Stated exercise> Your task is to copy every record exactly.

START Provided data

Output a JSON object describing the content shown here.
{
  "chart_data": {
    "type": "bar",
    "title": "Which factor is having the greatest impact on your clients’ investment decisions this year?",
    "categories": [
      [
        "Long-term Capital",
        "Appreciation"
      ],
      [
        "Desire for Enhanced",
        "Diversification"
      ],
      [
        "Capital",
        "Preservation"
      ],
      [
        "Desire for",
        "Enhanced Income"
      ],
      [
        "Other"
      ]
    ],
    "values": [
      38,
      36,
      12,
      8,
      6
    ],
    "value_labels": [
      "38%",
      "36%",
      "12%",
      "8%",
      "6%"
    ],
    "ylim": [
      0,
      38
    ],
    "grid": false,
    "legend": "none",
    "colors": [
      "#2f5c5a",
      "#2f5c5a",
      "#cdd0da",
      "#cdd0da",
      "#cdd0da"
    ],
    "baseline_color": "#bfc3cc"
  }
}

END Provided data

Correct response>
Output a JSON object describing the content shown here.
{
  "chart_data": {
    "type": "bar",
    "title": "Which factor is having the greatest impact on your clients’ investment decisions this year?",
    "categories": [
      [
        "Long-term Capital",
        "Appreciation"
      ],
      [
        "Desire for Enhanced",
        "Diversification"
      ],
      [
        "Capital",
        "Preservation"
      ],
      [
        "Desire for",
        "Enhanced Income"
      ],
      [
        "Other"
      ]
    ],
    "values": [
      38,
      36,
      12,
      8,
      6
    ],
    "value_labels": [
      "38%",
      "36%",
      "12%",
      "8%",
      "6%"
    ],
    "ylim": [
      0,
      38
    ],
    "grid": false,
    "legend": "none",
    "colors": [
      "#2f5c5a",
      "#2f5c5a",
      "#cdd0da",
      "#cdd0da",
      "#cdd0da"
    ],
    "baseline_color": "#bfc3cc"
  }
}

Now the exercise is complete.